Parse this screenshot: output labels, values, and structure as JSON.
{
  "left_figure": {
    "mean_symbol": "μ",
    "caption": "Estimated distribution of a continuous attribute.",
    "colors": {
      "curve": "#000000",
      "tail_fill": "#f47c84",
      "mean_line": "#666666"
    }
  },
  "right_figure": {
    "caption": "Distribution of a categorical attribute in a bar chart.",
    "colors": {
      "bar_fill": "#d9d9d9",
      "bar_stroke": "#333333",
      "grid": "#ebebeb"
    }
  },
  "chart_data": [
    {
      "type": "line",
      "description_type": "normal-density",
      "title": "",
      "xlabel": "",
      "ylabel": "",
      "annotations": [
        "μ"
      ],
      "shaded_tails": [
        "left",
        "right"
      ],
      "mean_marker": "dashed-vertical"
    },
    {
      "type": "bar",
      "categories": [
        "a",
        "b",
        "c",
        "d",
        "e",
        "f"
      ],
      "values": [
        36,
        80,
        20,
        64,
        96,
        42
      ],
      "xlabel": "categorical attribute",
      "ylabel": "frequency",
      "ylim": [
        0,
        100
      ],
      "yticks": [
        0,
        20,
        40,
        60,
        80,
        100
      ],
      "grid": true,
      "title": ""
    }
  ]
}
------------------------------------------------------------------------
WHAT TO DO
Set down the entries verbatim, leaving none out.

REPLY
Parse this screenshot: output labels, values, and structure as JSON.
{
  "left_figure": {
    "mean_symbol": "μ",
    "caption": "Estimated distribution of a continuous attribute.",
    "colors": {
      "curve": "#000000",
      "tail_fill": "#f47c84",
      "mean_line": "#666666"
    }
  },
  "right_figure": {
    "caption": "Distribution of a categorical attribute in a bar chart.",
    "colors": {
      "bar_fill": "#d9d9d9",
      "bar_stroke": "#333333",
      "grid": "#ebebeb"
    }
  },
  "chart_data": [
    {
      "type": "line",
      "description_type": "normal-density",
      "title": "",
      "xlabel": "",
      "ylabel": "",
      "annotations": [
        "μ"
      ],
      "shaded_tails": [
        "left",
        "right"
      ],
      "mean_marker": "dashed-vertical"
    },
    {
      "type": "bar",
      "categories": [
        "a",
        "b",
        "c",
        "d",
        "e",
        "f"
      ],
      "values": [
        36,
        80,
        20,
        64,
        96,
        42
      ],
      "xlabel": "categorical attribute",
      "ylabel": "frequency",
      "ylim": [
        0,
        100
      ],
      "yticks": [
        0,
        20,
        40,
        60,
        80,
        100
      ],
      "grid": true,
      "title": ""
    }
  ]
}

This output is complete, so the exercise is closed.